SOURCE DATA:
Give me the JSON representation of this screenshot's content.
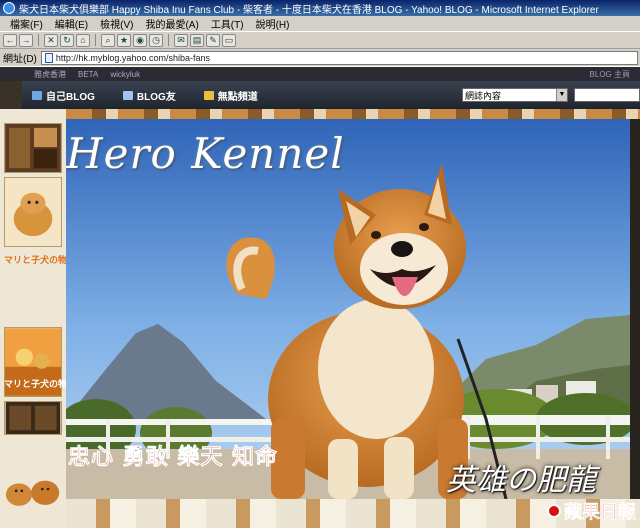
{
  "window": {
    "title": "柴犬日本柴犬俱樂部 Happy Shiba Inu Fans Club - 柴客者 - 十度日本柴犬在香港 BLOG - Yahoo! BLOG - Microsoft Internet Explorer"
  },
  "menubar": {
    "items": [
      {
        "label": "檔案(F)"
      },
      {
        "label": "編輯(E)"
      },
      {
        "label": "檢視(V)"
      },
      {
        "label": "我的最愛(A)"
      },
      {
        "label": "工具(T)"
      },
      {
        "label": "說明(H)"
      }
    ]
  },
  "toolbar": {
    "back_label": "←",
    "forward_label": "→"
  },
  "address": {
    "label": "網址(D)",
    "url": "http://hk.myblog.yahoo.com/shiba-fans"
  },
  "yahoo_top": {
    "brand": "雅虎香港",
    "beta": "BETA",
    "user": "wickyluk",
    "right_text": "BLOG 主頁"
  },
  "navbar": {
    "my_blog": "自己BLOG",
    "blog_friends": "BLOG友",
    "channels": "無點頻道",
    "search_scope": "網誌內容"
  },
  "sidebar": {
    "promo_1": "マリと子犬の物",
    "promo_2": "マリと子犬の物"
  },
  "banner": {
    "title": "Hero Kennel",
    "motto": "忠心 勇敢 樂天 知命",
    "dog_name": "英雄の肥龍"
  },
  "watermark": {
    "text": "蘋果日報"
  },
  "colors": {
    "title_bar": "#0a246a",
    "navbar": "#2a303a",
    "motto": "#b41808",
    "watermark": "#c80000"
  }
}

DIRECTIONS:
Copy out the records above in full, exactly as written, but not the pictures.

SOLUTION:
Give me the JSON representation of this screenshot's content.
{
  "window": {
    "title": "柴犬日本柴犬俱樂部 Happy Shiba Inu Fans Club - 柴客者 - 十度日本柴犬在香港 BLOG - Yahoo! BLOG - Microsoft Internet Explorer"
  },
  "menubar": {
    "items": [
      {
        "label": "檔案(F)"
      },
      {
        "label": "編輯(E)"
      },
      {
        "label": "檢視(V)"
      },
      {
        "label": "我的最愛(A)"
      },
      {
        "label": "工具(T)"
      },
      {
        "label": "說明(H)"
      }
    ]
  },
  "toolbar": {
    "back_label": "←",
    "forward_label": "→"
  },
  "address": {
    "label": "網址(D)",
    "url": "http://hk.myblog.yahoo.com/shiba-fans"
  },
  "yahoo_top": {
    "brand": "雅虎香港",
    "beta": "BETA",
    "user": "wickyluk",
    "right_text": "BLOG 主頁"
  },
  "navbar": {
    "my_blog": "自己BLOG",
    "blog_friends": "BLOG友",
    "channels": "無點頻道",
    "search_scope": "網誌內容"
  },
  "sidebar": {
    "promo_1": "マリと子犬の物",
    "promo_2": "マリと子犬の物"
  },
  "banner": {
    "title": "Hero Kennel",
    "motto": "忠心 勇敢 樂天 知命",
    "dog_name": "英雄の肥龍"
  },
  "watermark": {
    "text": "蘋果日報"
  },
  "colors": {
    "title_bar": "#0a246a",
    "navbar": "#2a303a",
    "motto": "#b41808",
    "watermark": "#c80000"
  }
}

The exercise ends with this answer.